-- begin --

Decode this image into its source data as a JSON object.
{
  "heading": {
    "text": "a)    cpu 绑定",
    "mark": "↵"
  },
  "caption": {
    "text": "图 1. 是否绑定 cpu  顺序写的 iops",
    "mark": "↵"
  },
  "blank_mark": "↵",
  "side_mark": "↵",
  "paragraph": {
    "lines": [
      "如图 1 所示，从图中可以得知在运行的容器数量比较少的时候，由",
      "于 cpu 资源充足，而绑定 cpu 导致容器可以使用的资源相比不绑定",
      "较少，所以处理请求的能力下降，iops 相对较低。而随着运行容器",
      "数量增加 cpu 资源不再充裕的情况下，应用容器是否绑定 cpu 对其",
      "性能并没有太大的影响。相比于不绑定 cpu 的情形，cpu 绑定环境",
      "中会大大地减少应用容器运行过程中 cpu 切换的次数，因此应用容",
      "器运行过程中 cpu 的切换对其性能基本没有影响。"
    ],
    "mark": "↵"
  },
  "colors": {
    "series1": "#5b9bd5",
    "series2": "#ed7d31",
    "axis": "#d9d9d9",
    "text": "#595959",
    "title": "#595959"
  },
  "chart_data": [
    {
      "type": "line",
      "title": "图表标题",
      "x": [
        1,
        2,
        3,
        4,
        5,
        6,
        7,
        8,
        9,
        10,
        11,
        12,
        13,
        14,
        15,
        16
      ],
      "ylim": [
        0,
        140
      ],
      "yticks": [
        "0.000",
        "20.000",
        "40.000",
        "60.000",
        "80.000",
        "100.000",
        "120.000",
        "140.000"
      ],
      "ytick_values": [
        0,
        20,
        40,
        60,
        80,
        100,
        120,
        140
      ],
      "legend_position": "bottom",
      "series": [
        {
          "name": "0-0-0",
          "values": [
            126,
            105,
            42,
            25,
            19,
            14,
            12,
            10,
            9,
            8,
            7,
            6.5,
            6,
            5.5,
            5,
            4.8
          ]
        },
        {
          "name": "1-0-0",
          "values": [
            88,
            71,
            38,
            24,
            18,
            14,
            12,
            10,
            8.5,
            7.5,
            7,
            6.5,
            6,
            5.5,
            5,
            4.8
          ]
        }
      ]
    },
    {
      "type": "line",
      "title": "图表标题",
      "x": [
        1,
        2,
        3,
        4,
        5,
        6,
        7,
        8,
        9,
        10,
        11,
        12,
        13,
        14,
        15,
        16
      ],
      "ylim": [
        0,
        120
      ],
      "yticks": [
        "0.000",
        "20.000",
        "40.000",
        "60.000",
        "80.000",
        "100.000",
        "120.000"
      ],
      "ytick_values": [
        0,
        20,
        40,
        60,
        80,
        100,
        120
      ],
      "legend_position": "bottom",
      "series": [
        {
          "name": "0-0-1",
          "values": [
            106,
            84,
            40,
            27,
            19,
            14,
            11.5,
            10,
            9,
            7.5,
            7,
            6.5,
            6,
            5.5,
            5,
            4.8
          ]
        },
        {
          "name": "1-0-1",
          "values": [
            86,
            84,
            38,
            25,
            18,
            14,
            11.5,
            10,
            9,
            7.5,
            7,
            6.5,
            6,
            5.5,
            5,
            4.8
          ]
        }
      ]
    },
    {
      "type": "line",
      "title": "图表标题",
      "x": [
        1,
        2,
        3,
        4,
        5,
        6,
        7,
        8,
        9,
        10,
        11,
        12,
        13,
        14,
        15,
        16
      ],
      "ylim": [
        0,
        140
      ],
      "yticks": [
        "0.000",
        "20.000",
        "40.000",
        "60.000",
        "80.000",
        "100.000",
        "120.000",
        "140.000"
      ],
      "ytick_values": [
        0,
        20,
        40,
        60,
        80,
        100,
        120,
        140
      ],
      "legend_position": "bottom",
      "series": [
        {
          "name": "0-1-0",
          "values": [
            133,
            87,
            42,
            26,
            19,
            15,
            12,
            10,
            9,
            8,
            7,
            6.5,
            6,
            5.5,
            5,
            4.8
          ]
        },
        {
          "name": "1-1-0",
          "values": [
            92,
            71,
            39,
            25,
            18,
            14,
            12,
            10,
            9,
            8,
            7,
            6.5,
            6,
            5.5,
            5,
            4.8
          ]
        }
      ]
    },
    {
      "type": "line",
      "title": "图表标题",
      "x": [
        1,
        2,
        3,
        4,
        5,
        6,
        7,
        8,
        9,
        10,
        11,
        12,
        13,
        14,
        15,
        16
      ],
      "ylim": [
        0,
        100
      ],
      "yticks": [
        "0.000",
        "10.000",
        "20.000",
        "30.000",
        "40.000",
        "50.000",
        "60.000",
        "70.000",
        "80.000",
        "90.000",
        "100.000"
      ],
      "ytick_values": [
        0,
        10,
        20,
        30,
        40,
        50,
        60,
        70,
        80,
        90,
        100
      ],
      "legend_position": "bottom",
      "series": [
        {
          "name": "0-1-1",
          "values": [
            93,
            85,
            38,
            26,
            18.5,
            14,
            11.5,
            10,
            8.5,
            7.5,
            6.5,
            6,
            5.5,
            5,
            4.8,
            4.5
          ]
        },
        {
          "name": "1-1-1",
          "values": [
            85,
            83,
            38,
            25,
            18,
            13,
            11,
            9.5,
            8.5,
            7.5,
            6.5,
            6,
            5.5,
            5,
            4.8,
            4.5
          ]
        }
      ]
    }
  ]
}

-- end --

WRITTEN PROBLEM ▸
Write out the records shown above, exactly as they appear.

ANSWER TO THE PROBLEM ▸
Decode this image into its source data as a JSON object.
{
  "heading": {
    "text": "a)    cpu 绑定",
    "mark": "↵"
  },
  "caption": {
    "text": "图 1. 是否绑定 cpu  顺序写的 iops",
    "mark": "↵"
  },
  "blank_mark": "↵",
  "side_mark": "↵",
  "paragraph": {
    "lines": [
      "如图 1 所示，从图中可以得知在运行的容器数量比较少的时候，由",
      "于 cpu 资源充足，而绑定 cpu 导致容器可以使用的资源相比不绑定",
      "较少，所以处理请求的能力下降，iops 相对较低。而随着运行容器",
      "数量增加 cpu 资源不再充裕的情况下，应用容器是否绑定 cpu 对其",
      "性能并没有太大的影响。相比于不绑定 cpu 的情形，cpu 绑定环境",
      "中会大大地减少应用容器运行过程中 cpu 切换的次数，因此应用容",
      "器运行过程中 cpu 的切换对其性能基本没有影响。"
    ],
    "mark": "↵"
  },
  "colors": {
    "series1": "#5b9bd5",
    "series2": "#ed7d31",
    "axis": "#d9d9d9",
    "text": "#595959",
    "title": "#595959"
  },
  "chart_data": [
    {
      "type": "line",
      "title": "图表标题",
      "x": [
        1,
        2,
        3,
        4,
        5,
        6,
        7,
        8,
        9,
        10,
        11,
        12,
        13,
        14,
        15,
        16
      ],
      "ylim": [
        0,
        140
      ],
      "yticks": [
        "0.000",
        "20.000",
        "40.000",
        "60.000",
        "80.000",
        "100.000",
        "120.000",
        "140.000"
      ],
      "ytick_values": [
        0,
        20,
        40,
        60,
        80,
        100,
        120,
        140
      ],
      "legend_position": "bottom",
      "series": [
        {
          "name": "0-0-0",
          "values": [
            126,
            105,
            42,
            25,
            19,
            14,
            12,
            10,
            9,
            8,
            7,
            6.5,
            6,
            5.5,
            5,
            4.8
          ]
        },
        {
          "name": "1-0-0",
          "values": [
            88,
            71,
            38,
            24,
            18,
            14,
            12,
            10,
            8.5,
            7.5,
            7,
            6.5,
            6,
            5.5,
            5,
            4.8
          ]
        }
      ]
    },
    {
      "type": "line",
      "title": "图表标题",
      "x": [
        1,
        2,
        3,
        4,
        5,
        6,
        7,
        8,
        9,
        10,
        11,
        12,
        13,
        14,
        15,
        16
      ],
      "ylim": [
        0,
        120
      ],
      "yticks": [
        "0.000",
        "20.000",
        "40.000",
        "60.000",
        "80.000",
        "100.000",
        "120.000"
      ],
      "ytick_values": [
        0,
        20,
        40,
        60,
        80,
        100,
        120
      ],
      "legend_position": "bottom",
      "series": [
        {
          "name": "0-0-1",
          "values": [
            106,
            84,
            40,
            27,
            19,
            14,
            11.5,
            10,
            9,
            7.5,
            7,
            6.5,
            6,
            5.5,
            5,
            4.8
          ]
        },
        {
          "name": "1-0-1",
          "values": [
            86,
            84,
            38,
            25,
            18,
            14,
            11.5,
            10,
            9,
            7.5,
            7,
            6.5,
            6,
            5.5,
            5,
            4.8
          ]
        }
      ]
    },
    {
      "type": "line",
      "title": "图表标题",
      "x": [
        1,
        2,
        3,
        4,
        5,
        6,
        7,
        8,
        9,
        10,
        11,
        12,
        13,
        14,
        15,
        16
      ],
      "ylim": [
        0,
        140
      ],
      "yticks": [
        "0.000",
        "20.000",
        "40.000",
        "60.000",
        "80.000",
        "100.000",
        "120.000",
        "140.000"
      ],
      "ytick_values": [
        0,
        20,
        40,
        60,
        80,
        100,
        120,
        140
      ],
      "legend_position": "bottom",
      "series": [
        {
          "name": "0-1-0",
          "values": [
            133,
            87,
            42,
            26,
            19,
            15,
            12,
            10,
            9,
            8,
            7,
            6.5,
            6,
            5.5,
            5,
            4.8
          ]
        },
        {
          "name": "1-1-0",
          "values": [
            92,
            71,
            39,
            25,
            18,
            14,
            12,
            10,
            9,
            8,
            7,
            6.5,
            6,
            5.5,
            5,
            4.8
          ]
        }
      ]
    },
    {
      "type": "line",
      "title": "图表标题",
      "x": [
        1,
        2,
        3,
        4,
        5,
        6,
        7,
        8,
        9,
        10,
        11,
        12,
        13,
        14,
        15,
        16
      ],
      "ylim": [
        0,
        100
      ],
      "yticks": [
        "0.000",
        "10.000",
        "20.000",
        "30.000",
        "40.000",
        "50.000",
        "60.000",
        "70.000",
        "80.000",
        "90.000",
        "100.000"
      ],
      "ytick_values": [
        0,
        10,
        20,
        30,
        40,
        50,
        60,
        70,
        80,
        90,
        100
      ],
      "legend_position": "bottom",
      "series": [
        {
          "name": "0-1-1",
          "values": [
            93,
            85,
            38,
            26,
            18.5,
            14,
            11.5,
            10,
            8.5,
            7.5,
            6.5,
            6,
            5.5,
            5,
            4.8,
            4.5
          ]
        },
        {
          "name": "1-1-1",
          "values": [
            85,
            83,
            38,
            25,
            18,
            13,
            11,
            9.5,
            8.5,
            7.5,
            6.5,
            6,
            5.5,
            5,
            4.8,
            4.5
          ]
        }
      ]
    }
  ]
}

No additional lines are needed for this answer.